_REQUIREMENT_.
Pull out each line of the records holding the string "grid".

· · · · ·

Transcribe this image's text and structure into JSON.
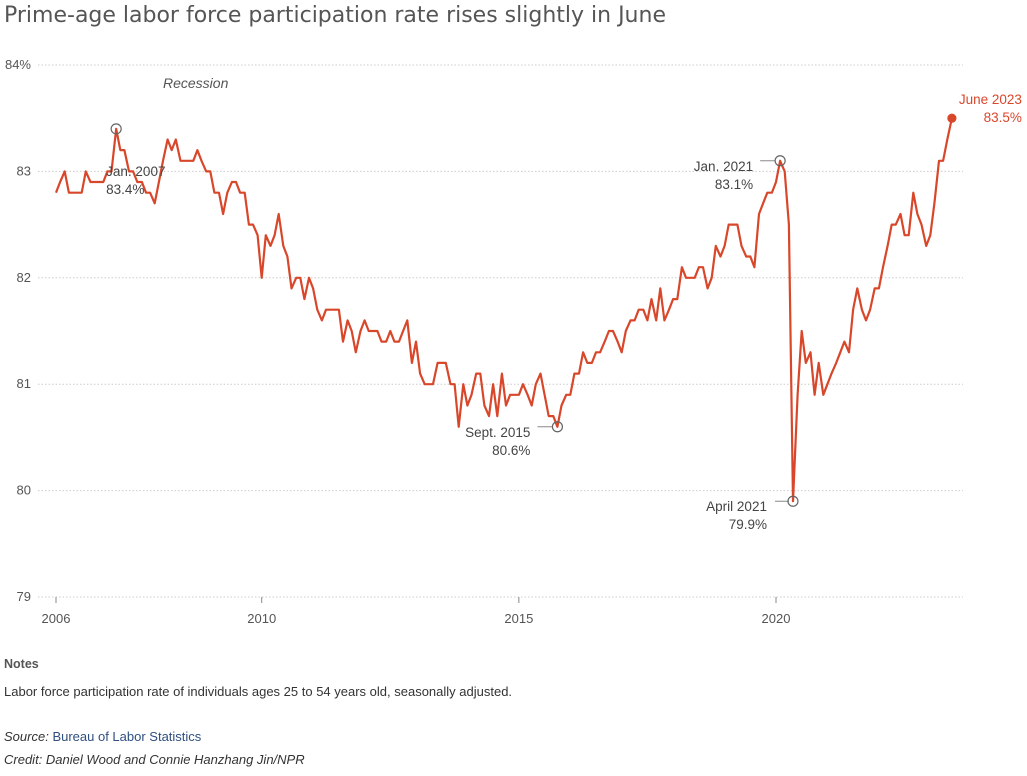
{
  "page": {
    "title": "Prime-age labor force participation rate rises slightly in June",
    "notes_heading": "Notes",
    "notes_text": "Labor force participation rate of individuals ages 25 to 54 years old, seasonally adjusted.",
    "source_label": "Source:",
    "source_link": "Bureau of Labor Statistics",
    "credit": "Credit: Daniel Wood and Connie Hanzhang Jin/NPR"
  },
  "colors": {
    "line": "#d9472b",
    "grid": "#cccccc",
    "text": "#333333",
    "marker": "#666666"
  },
  "chart_data": {
    "type": "line",
    "title": "Prime-age labor force participation rate rises slightly in June",
    "xlabel": "",
    "ylabel": "",
    "ylim": [
      79,
      84
    ],
    "yticks": [
      79,
      80,
      81,
      82,
      83,
      84
    ],
    "ytick_labels": [
      "79",
      "80",
      "81",
      "82",
      "83",
      "84%"
    ],
    "xticks": [
      2006,
      2010,
      2015,
      2020
    ],
    "xtick_labels": [
      "2006",
      "2010",
      "2015",
      "2020"
    ],
    "grid": "horizontal-dotted",
    "recession_label": "Recession",
    "series": [
      {
        "points": [
          [
            2006.0,
            82.8
          ],
          [
            2006.08,
            82.9
          ],
          [
            2006.17,
            83.0
          ],
          [
            2006.25,
            82.8
          ],
          [
            2006.33,
            82.8
          ],
          [
            2006.42,
            82.8
          ],
          [
            2006.5,
            82.8
          ],
          [
            2006.58,
            83.0
          ],
          [
            2006.67,
            82.9
          ],
          [
            2006.75,
            82.9
          ],
          [
            2006.83,
            82.9
          ],
          [
            2006.92,
            82.9
          ],
          [
            2007.0,
            83.0
          ],
          [
            2007.08,
            83.0
          ],
          [
            2007.17,
            83.4
          ],
          [
            2007.25,
            83.2
          ],
          [
            2007.33,
            83.2
          ],
          [
            2007.42,
            83.0
          ],
          [
            2007.5,
            83.0
          ],
          [
            2007.58,
            82.9
          ],
          [
            2007.67,
            82.9
          ],
          [
            2007.75,
            82.8
          ],
          [
            2007.83,
            82.8
          ],
          [
            2007.92,
            82.7
          ],
          [
            2008.0,
            82.9
          ],
          [
            2008.08,
            83.1
          ],
          [
            2008.17,
            83.3
          ],
          [
            2008.25,
            83.2
          ],
          [
            2008.33,
            83.3
          ],
          [
            2008.42,
            83.1
          ],
          [
            2008.5,
            83.1
          ],
          [
            2008.58,
            83.1
          ],
          [
            2008.67,
            83.1
          ],
          [
            2008.75,
            83.2
          ],
          [
            2008.83,
            83.1
          ],
          [
            2008.92,
            83.0
          ],
          [
            2009.0,
            83.0
          ],
          [
            2009.08,
            82.8
          ],
          [
            2009.17,
            82.8
          ],
          [
            2009.25,
            82.6
          ],
          [
            2009.33,
            82.8
          ],
          [
            2009.42,
            82.9
          ],
          [
            2009.5,
            82.9
          ],
          [
            2009.58,
            82.8
          ],
          [
            2009.67,
            82.8
          ],
          [
            2009.75,
            82.5
          ],
          [
            2009.83,
            82.5
          ],
          [
            2009.92,
            82.4
          ],
          [
            2010.0,
            82.0
          ],
          [
            2010.08,
            82.4
          ],
          [
            2010.17,
            82.3
          ],
          [
            2010.25,
            82.4
          ],
          [
            2010.33,
            82.6
          ],
          [
            2010.42,
            82.3
          ],
          [
            2010.5,
            82.2
          ],
          [
            2010.58,
            81.9
          ],
          [
            2010.67,
            82.0
          ],
          [
            2010.75,
            82.0
          ],
          [
            2010.83,
            81.8
          ],
          [
            2010.92,
            82.0
          ],
          [
            2011.0,
            81.9
          ],
          [
            2011.08,
            81.7
          ],
          [
            2011.17,
            81.6
          ],
          [
            2011.25,
            81.7
          ],
          [
            2011.33,
            81.7
          ],
          [
            2011.42,
            81.7
          ],
          [
            2011.5,
            81.7
          ],
          [
            2011.58,
            81.4
          ],
          [
            2011.67,
            81.6
          ],
          [
            2011.75,
            81.5
          ],
          [
            2011.83,
            81.3
          ],
          [
            2011.92,
            81.5
          ],
          [
            2012.0,
            81.6
          ],
          [
            2012.08,
            81.5
          ],
          [
            2012.17,
            81.5
          ],
          [
            2012.25,
            81.5
          ],
          [
            2012.33,
            81.4
          ],
          [
            2012.42,
            81.4
          ],
          [
            2012.5,
            81.5
          ],
          [
            2012.58,
            81.4
          ],
          [
            2012.67,
            81.4
          ],
          [
            2012.75,
            81.5
          ],
          [
            2012.83,
            81.6
          ],
          [
            2012.92,
            81.2
          ],
          [
            2013.0,
            81.4
          ],
          [
            2013.08,
            81.1
          ],
          [
            2013.17,
            81.0
          ],
          [
            2013.25,
            81.0
          ],
          [
            2013.33,
            81.0
          ],
          [
            2013.42,
            81.2
          ],
          [
            2013.5,
            81.2
          ],
          [
            2013.58,
            81.2
          ],
          [
            2013.67,
            81.0
          ],
          [
            2013.75,
            81.0
          ],
          [
            2013.83,
            80.6
          ],
          [
            2013.92,
            81.0
          ],
          [
            2014.0,
            80.8
          ],
          [
            2014.08,
            80.9
          ],
          [
            2014.17,
            81.1
          ],
          [
            2014.25,
            81.1
          ],
          [
            2014.33,
            80.8
          ],
          [
            2014.42,
            80.7
          ],
          [
            2014.5,
            81.0
          ],
          [
            2014.58,
            80.7
          ],
          [
            2014.67,
            81.1
          ],
          [
            2014.75,
            80.8
          ],
          [
            2014.83,
            80.9
          ],
          [
            2014.92,
            80.9
          ],
          [
            2015.0,
            80.9
          ],
          [
            2015.08,
            81.0
          ],
          [
            2015.17,
            80.9
          ],
          [
            2015.25,
            80.8
          ],
          [
            2015.33,
            81.0
          ],
          [
            2015.42,
            81.1
          ],
          [
            2015.5,
            80.9
          ],
          [
            2015.58,
            80.7
          ],
          [
            2015.67,
            80.7
          ],
          [
            2015.75,
            80.6
          ],
          [
            2015.83,
            80.8
          ],
          [
            2015.92,
            80.9
          ],
          [
            2016.0,
            80.9
          ],
          [
            2016.08,
            81.1
          ],
          [
            2016.17,
            81.1
          ],
          [
            2016.25,
            81.3
          ],
          [
            2016.33,
            81.2
          ],
          [
            2016.42,
            81.2
          ],
          [
            2016.5,
            81.3
          ],
          [
            2016.58,
            81.3
          ],
          [
            2016.67,
            81.4
          ],
          [
            2016.75,
            81.5
          ],
          [
            2016.83,
            81.5
          ],
          [
            2016.92,
            81.4
          ],
          [
            2017.0,
            81.3
          ],
          [
            2017.08,
            81.5
          ],
          [
            2017.17,
            81.6
          ],
          [
            2017.25,
            81.6
          ],
          [
            2017.33,
            81.7
          ],
          [
            2017.42,
            81.7
          ],
          [
            2017.5,
            81.6
          ],
          [
            2017.58,
            81.8
          ],
          [
            2017.67,
            81.6
          ],
          [
            2017.75,
            81.9
          ],
          [
            2017.83,
            81.6
          ],
          [
            2017.92,
            81.7
          ],
          [
            2018.0,
            81.8
          ],
          [
            2018.08,
            81.8
          ],
          [
            2018.17,
            82.1
          ],
          [
            2018.25,
            82.0
          ],
          [
            2018.33,
            82.0
          ],
          [
            2018.42,
            82.0
          ],
          [
            2018.5,
            82.1
          ],
          [
            2018.58,
            82.1
          ],
          [
            2018.67,
            81.9
          ],
          [
            2018.75,
            82.0
          ],
          [
            2018.83,
            82.3
          ],
          [
            2018.92,
            82.2
          ],
          [
            2019.0,
            82.3
          ],
          [
            2019.08,
            82.5
          ],
          [
            2019.17,
            82.5
          ],
          [
            2019.25,
            82.5
          ],
          [
            2019.33,
            82.3
          ],
          [
            2019.42,
            82.2
          ],
          [
            2019.5,
            82.2
          ],
          [
            2019.58,
            82.1
          ],
          [
            2019.67,
            82.6
          ],
          [
            2019.75,
            82.7
          ],
          [
            2019.83,
            82.8
          ],
          [
            2019.92,
            82.8
          ],
          [
            2020.0,
            82.9
          ],
          [
            2020.08,
            83.1
          ],
          [
            2020.17,
            83.0
          ],
          [
            2020.25,
            82.5
          ],
          [
            2020.33,
            79.9
          ],
          [
            2020.42,
            80.9
          ],
          [
            2020.5,
            81.5
          ],
          [
            2020.58,
            81.2
          ],
          [
            2020.67,
            81.3
          ],
          [
            2020.75,
            80.9
          ],
          [
            2020.83,
            81.2
          ],
          [
            2020.92,
            80.9
          ],
          [
            2021.0,
            81.0
          ],
          [
            2021.08,
            81.1
          ],
          [
            2021.17,
            81.2
          ],
          [
            2021.25,
            81.3
          ],
          [
            2021.33,
            81.4
          ],
          [
            2021.42,
            81.3
          ],
          [
            2021.5,
            81.7
          ],
          [
            2021.58,
            81.9
          ],
          [
            2021.67,
            81.7
          ],
          [
            2021.75,
            81.6
          ],
          [
            2021.83,
            81.7
          ],
          [
            2021.92,
            81.9
          ],
          [
            2022.0,
            81.9
          ],
          [
            2022.08,
            82.1
          ],
          [
            2022.17,
            82.3
          ],
          [
            2022.25,
            82.5
          ],
          [
            2022.33,
            82.5
          ],
          [
            2022.42,
            82.6
          ],
          [
            2022.5,
            82.4
          ],
          [
            2022.58,
            82.4
          ],
          [
            2022.67,
            82.8
          ],
          [
            2022.75,
            82.6
          ],
          [
            2022.83,
            82.5
          ],
          [
            2022.92,
            82.3
          ],
          [
            2023.0,
            82.4
          ],
          [
            2023.08,
            82.7
          ],
          [
            2023.17,
            83.1
          ],
          [
            2023.25,
            83.1
          ],
          [
            2023.33,
            83.3
          ],
          [
            2023.42,
            83.5
          ]
        ]
      }
    ],
    "annotations": [
      {
        "label": "Jan. 2007",
        "value_label": "83.4%",
        "x": 2007.17,
        "y": 83.4,
        "type": "open"
      },
      {
        "label": "Sept. 2015",
        "value_label": "80.6%",
        "x": 2015.75,
        "y": 80.6,
        "type": "open"
      },
      {
        "label": "Jan. 2021",
        "value_label": "83.1%",
        "x": 2020.08,
        "y": 83.1,
        "type": "open"
      },
      {
        "label": "April 2021",
        "value_label": "79.9%",
        "x": 2020.33,
        "y": 79.9,
        "type": "open"
      },
      {
        "label": "June 2023",
        "value_label": "83.5%",
        "x": 2023.42,
        "y": 83.5,
        "type": "filled"
      }
    ]
  }
}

· · · · ·

_CORRECT RESULT_.
    "grid": "#cccccc",
    "grid": "horizontal-dotted",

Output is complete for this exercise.